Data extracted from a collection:

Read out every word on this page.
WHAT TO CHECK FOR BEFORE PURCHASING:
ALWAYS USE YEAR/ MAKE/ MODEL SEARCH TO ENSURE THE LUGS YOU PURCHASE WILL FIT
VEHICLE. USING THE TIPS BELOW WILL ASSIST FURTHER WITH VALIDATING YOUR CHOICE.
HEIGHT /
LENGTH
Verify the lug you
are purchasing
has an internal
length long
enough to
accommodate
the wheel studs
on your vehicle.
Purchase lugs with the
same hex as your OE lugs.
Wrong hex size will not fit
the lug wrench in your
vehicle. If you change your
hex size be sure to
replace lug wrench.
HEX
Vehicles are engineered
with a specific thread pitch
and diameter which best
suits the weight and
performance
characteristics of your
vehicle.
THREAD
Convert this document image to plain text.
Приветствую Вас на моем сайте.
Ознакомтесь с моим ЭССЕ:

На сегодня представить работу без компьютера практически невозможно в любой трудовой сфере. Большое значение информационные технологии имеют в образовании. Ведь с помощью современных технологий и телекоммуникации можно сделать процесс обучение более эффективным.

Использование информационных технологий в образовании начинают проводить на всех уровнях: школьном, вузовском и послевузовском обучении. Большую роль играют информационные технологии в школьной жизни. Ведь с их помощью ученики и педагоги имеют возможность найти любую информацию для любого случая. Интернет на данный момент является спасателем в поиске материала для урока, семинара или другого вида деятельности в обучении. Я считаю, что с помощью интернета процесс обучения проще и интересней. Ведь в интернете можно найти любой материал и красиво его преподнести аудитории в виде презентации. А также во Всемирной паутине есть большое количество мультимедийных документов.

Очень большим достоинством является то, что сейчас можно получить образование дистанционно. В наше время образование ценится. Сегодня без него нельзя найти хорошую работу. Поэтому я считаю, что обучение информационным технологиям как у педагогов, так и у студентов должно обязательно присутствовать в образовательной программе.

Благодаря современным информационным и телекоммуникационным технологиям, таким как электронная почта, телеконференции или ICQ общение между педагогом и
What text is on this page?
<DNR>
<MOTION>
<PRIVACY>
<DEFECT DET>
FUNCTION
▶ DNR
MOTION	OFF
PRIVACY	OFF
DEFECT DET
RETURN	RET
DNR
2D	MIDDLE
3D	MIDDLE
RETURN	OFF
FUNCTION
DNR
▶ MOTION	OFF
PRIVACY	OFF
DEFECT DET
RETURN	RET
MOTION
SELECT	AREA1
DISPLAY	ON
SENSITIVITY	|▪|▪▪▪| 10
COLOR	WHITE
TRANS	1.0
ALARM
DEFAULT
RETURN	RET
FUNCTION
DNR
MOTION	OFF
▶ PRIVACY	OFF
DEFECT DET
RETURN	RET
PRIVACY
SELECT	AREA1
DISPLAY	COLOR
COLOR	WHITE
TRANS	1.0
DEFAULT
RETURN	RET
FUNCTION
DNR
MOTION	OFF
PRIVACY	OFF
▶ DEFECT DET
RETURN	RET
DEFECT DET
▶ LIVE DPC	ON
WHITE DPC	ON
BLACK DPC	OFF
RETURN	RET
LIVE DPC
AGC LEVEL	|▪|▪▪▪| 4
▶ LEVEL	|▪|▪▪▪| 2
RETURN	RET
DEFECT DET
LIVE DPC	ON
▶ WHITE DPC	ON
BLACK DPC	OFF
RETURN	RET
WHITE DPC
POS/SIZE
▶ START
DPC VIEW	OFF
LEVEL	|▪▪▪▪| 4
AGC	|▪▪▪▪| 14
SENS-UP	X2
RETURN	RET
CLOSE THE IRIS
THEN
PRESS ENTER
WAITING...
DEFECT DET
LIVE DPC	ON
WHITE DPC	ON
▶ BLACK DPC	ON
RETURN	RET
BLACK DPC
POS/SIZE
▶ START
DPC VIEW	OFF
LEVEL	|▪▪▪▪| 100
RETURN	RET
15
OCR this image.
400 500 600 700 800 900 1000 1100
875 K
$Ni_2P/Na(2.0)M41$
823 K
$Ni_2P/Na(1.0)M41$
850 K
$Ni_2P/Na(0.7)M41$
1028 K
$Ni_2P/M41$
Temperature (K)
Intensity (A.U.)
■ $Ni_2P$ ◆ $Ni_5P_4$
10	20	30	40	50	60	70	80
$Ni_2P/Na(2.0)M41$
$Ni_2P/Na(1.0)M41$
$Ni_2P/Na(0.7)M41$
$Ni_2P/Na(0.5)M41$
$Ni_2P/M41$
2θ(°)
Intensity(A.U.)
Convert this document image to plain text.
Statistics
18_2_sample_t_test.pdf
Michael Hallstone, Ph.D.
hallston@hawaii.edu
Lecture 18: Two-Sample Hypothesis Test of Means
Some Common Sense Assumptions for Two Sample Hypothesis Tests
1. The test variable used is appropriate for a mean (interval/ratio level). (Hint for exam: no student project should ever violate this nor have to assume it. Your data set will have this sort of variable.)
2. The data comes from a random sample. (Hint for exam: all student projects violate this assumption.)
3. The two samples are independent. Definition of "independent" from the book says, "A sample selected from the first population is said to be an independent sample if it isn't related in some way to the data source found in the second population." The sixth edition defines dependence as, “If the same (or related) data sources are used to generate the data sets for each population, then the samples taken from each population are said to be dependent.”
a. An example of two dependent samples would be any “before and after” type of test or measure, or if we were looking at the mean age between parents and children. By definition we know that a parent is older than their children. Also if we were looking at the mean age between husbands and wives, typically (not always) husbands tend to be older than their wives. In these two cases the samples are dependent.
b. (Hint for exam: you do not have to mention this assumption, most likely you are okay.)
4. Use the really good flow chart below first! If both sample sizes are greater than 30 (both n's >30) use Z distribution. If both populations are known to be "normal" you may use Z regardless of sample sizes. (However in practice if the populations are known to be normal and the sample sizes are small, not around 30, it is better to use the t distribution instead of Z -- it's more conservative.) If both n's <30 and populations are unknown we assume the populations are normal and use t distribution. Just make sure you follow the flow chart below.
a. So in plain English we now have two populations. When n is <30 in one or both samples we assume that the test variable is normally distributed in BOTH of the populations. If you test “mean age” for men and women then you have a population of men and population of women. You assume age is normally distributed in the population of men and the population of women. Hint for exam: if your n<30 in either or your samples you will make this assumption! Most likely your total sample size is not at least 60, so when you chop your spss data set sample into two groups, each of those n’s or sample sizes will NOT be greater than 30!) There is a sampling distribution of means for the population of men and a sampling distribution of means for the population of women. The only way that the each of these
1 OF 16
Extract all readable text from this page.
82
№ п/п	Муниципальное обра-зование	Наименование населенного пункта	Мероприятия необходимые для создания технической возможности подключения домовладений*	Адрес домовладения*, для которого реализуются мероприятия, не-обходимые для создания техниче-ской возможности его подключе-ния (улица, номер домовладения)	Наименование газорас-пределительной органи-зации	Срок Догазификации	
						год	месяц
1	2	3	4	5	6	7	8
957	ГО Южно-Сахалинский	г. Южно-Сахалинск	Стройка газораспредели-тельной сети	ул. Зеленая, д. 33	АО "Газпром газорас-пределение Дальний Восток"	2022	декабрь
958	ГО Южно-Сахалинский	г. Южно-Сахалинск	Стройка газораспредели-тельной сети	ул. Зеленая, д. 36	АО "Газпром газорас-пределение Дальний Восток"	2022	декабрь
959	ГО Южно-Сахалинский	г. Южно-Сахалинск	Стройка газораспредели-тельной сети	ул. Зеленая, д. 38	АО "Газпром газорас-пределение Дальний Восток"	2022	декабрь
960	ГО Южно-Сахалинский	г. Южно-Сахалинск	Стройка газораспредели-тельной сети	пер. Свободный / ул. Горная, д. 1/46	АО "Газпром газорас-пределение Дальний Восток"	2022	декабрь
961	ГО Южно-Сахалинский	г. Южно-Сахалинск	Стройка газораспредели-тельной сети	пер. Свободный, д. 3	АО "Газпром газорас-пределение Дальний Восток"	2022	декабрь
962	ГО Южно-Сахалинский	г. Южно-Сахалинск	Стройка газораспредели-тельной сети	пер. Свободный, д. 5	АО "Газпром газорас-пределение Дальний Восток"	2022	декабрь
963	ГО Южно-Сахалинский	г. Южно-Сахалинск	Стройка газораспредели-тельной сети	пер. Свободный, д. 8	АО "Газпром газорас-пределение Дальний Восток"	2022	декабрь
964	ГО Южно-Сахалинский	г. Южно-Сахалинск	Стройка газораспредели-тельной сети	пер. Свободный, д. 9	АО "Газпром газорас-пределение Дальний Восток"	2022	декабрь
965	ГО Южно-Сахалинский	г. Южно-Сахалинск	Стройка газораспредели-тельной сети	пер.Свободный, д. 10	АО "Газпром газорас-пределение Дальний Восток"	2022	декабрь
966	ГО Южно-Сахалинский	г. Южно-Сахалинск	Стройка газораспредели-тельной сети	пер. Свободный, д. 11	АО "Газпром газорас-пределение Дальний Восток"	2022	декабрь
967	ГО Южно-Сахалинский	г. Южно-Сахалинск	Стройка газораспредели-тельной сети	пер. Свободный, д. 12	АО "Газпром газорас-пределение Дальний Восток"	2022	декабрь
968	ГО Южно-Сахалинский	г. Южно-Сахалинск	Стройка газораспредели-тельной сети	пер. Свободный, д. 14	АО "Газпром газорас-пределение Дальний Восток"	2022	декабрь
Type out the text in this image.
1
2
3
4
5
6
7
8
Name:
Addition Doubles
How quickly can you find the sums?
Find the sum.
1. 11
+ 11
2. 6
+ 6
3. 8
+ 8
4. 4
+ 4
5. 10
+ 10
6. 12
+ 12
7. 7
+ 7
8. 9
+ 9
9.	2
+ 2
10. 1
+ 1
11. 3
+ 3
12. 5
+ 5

Given exercise —
Where a line holds "Свободный", copy that line.

Answer for the task —
960	ГО Южно-Сахалинский	г. Южно-Сахалинск	Стройка газораспредели-тельной сети	пер. Свободный / ул. Горная, д. 1/46	АО "Газпром газорас-пределение Дальний Восток"	2022	декабрь
961	ГО Южно-Сахалинский	г. Южно-Сахалинск	Стройка газораспредели-тельной сети	пер. Свободный, д. 3	АО "Газпром газорас-пределение Дальний Восток"	2022	декабрь
962	ГО Южно-Сахалинский	г. Южно-Сахалинск	Стройка газораспредели-тельной сети	пер. Свободный, д. 5	АО "Газпром газорас-пределение Дальний Восток"	2022	декабрь
963	ГО Южно-Сахалинский	г. Южно-Сахалинск	Стройка газораспредели-тельной сети	пер. Свободный, д. 8	АО "Газпром газорас-пределение Дальний Восток"	2022	декабрь
964	ГО Южно-Сахалинский	г. Южно-Сахалинск	Стройка газораспредели-тельной сети	пер. Свободный, д. 9	АО "Газпром газорас-пределение Дальний Восток"	2022	декабрь
965	ГО Южно-Сахалинский	г. Южно-Сахалинск	Стройка газораспредели-тельной сети	пер.Свободный, д. 10	АО "Газпром газорас-пределение Дальний Восток"	2022	декабрь
966	ГО Южно-Сахалинский	г. Южно-Сахалинск	Стройка газораспредели-тельной сети	пер. Свободный, д. 11	АО "Газпром газорас-пределение Дальний Восток"	2022	декабрь
967	ГО Южно-Сахалинский	г. Южно-Сахалинск	Стройка газораспредели-тельной сети	пер. Свободный, д. 12	АО "Газпром газорас-пределение Дальний Восток"	2022	декабрь
968	ГО Южно-Сахалинский	г. Южно-Сахалинск	Стройка газораспредели-тельной сети	пер. Свободный, д. 14	АО "Газпром газорас-пределение Дальний Восток"	2022	декабрь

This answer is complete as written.